> ИСХОДНЫЙ ТЕКСТ
____
13 Января 2022
Поделиться:

Мерзлота, поглотившая страну: о романе Виктора Ремизова «Вечная мерзлота»

Роман Виктора Ремизова «Вечная мерзлота» стал одним из главных литературных событий прошлого года и вошел в тройку победителей премии «Большая книга». Мы собрали в этом материале самые показательные на наш взгляд цитаты из романа, интервью и критических отзывов. Если вы смотрели на роман, но пугались его объема, эта подборка расскажет вам о том, что хорошей книги должно быть много.

Основанный на реальных событиях почти тысячестраничный том о строительстве «Великой Сталинской Магистрали» с севера Урала в низовья Енисея в 1949–1953 годах, которая оказалась ненужной после смерти автора этой идеи, вызвал огромный интерес читающего сообщества. Но все же перед нами — не производственный роман, и даже не столько роман о лагерях и великих стройках, сколько книга о становлении человеческой личности в переломный исторический момент, книга о людях в экстремальных жизненных обстоятельствах.

Отзывы критиков о романе

Я в счастливом потрясении. На нашем литературном небосклоне появилась не просто хорошая книга. Появилась книга-событие. <…> Что-то забытое вспоминается — про литературу как способ рассказать о ценности каждого. И всплывает вдруг старинное словечко «гуманизм». Под книгу Ремизова оно наливается смыслом и жизнью. Давно, кажется со времен Некрасова или Лескова, не встречала таких героев на страницах современной прозы. Над каждым абзацем и сценой встает ощущение: правда. Все правда. Все так и было. И забываешь, что это, вообще-то, роман.
____
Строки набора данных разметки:

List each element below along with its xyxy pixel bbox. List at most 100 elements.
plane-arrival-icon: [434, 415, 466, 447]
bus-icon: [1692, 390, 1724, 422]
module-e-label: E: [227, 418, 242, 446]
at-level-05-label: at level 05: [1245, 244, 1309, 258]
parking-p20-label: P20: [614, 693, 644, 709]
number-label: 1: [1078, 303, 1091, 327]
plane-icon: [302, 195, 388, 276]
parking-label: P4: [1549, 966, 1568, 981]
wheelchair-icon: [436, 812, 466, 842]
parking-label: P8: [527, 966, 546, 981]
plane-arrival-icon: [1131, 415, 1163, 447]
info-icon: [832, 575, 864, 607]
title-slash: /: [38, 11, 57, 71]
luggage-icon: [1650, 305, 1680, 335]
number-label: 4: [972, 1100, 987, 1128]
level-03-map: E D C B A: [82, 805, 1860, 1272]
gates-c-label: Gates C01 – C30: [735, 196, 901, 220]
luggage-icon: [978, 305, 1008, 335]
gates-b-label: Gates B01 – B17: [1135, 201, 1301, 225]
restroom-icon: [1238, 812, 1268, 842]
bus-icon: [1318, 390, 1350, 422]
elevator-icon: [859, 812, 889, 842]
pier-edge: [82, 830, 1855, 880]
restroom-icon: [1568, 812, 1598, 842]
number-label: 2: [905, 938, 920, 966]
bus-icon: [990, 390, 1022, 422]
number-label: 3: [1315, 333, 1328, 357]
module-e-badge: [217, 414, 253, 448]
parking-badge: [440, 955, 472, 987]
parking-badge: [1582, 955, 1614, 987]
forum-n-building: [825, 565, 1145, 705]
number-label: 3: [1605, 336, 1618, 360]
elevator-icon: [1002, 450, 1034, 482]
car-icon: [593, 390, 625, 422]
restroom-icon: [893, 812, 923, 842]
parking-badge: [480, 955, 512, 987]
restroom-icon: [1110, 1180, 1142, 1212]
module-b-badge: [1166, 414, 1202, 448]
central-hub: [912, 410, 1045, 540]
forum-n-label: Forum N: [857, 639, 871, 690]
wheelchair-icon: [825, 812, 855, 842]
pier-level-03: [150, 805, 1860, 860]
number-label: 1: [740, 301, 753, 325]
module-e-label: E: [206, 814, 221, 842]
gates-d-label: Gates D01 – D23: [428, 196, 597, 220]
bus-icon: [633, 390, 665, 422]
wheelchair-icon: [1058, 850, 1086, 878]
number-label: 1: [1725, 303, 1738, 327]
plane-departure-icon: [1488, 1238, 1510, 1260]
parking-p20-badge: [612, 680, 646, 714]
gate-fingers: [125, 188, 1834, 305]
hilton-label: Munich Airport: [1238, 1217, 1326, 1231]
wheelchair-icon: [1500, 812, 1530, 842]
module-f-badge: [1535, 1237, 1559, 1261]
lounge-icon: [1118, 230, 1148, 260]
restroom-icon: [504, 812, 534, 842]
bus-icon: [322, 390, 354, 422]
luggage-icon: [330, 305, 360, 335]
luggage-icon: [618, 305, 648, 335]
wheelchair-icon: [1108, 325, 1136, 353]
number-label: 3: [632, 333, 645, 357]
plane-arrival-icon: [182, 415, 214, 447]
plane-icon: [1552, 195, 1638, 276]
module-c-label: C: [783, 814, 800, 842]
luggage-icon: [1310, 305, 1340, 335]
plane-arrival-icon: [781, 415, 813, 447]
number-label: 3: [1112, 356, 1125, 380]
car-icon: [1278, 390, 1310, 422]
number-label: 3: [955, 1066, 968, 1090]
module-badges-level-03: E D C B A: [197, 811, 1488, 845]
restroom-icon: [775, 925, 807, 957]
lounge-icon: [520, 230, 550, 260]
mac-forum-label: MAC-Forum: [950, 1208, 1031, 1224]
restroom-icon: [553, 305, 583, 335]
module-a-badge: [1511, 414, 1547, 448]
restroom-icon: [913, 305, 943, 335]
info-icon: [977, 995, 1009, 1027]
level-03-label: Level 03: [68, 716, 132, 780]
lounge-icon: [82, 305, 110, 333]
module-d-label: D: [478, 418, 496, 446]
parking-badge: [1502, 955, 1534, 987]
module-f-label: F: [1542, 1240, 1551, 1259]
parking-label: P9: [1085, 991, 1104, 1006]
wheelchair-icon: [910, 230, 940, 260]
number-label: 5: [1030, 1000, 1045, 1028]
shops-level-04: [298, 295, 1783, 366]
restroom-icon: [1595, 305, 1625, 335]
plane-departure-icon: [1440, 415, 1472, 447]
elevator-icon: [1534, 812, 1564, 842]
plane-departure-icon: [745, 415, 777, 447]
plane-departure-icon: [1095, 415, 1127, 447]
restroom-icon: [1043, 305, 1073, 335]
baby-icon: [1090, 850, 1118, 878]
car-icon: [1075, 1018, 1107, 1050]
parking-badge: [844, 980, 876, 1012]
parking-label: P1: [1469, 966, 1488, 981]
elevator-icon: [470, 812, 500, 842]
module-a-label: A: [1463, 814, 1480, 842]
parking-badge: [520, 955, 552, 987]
____
> ЗАДАНИЕ 1
Отфильтруйте строки выше и выпишите полностью каждую, в которой встречается слово «elevator».
> ЗАДАНИЕ 2
Продолжите текст о романе «Вечная мерзлота», начав сразу после последнего приведенного в нем предложения.

> ОТВЕТ 1
elevator-icon: [859, 812, 889, 842]
elevator-icon: [1002, 450, 1034, 482]
elevator-icon: [1534, 812, 1564, 842]
elevator-icon: [470, 812, 500, 842]

> ОТВЕТ 2
Майя Кучерская, писатель

Страна под властью генералиссимуса, как его часто называют в тексте, покрылась льдом из жестокости и бесправия, но лед этот и после его смерти никуда не делся — напоминает нам финал книги. Как можно заключить из романа, причина «оледенения» лежит глубже — в коммунистической идеологии, изначально бесчеловечной, основанной на страхе. Диктатура всегда связана со страхом, а потому разрушительна, и неважно, чья она, — «пролетариата», «народа» или чья-то еще.

Артём Роганов, «Горький»

«Вечная мерзлота» — своего рода анти-«Дорога на Океан», наполненная — уже потому, что леоновская книга вышла в 1935-м, а ремизовская выходит сегодня — неизбежным похмельным разочарованием: сколькие же сошли в ад или стащили туда других, шагая по дороге, вымощенной благими намерениями…

Встает вечный вопрос о целях и средствах, но было бы слишком просто, а значит и неправильно считать «Вечную мерзлоту» очередным антисталинским романом. Книга сложнее, глубже. Если угодно, она полифонична и даже амбивалентна. Когда холодным летом 1953-го пониженный в звании следователь говорит: «Хозяин ушёл, и всё посыпалось», — только ли это личное мнение чекиста, ошарашенного падением Берии? В закате сталинской эпохи просматривается будущий закат Советской империи. Вслед за рельсами и шпалами северной магистрали мерзлота поглотила и породившую их страну…

При всех этих и других параллелях у Ремизова — свое, подлинное, первородное.

Василий Авченко, Год Литературы

Роман получился настоящий, как уже больше не делают. Кстати, может быть, больше их и не нужно, одного такого огромного Ремизова достаточно.

Мария Божович, журналист

Виктор Ремизов о романе

Книга получилась большая, многоплановая и густонаселенная. Действие разворачивается на стройке железной дороги, рожденной воображением стареющего Сталина, она началась в 1949 году на берегах Енисея, велась без специальной инженерной и геологической подготовки и была с самого начала обречена на провал. В 1953 году, сразу после смерти вождя, ее немедленно прекратили, списав колоссальные суммы потерь, в том числе и человеческие жизни. Книга ваша затягивает, сюжет построен так, что, начав читать, уже не оторваться. По моим ощущениям, в первую очередь, за счет скрупулезного изучения матчасти, кажется порой, что сам там находишься. В тех временах. Как вы этого добивались?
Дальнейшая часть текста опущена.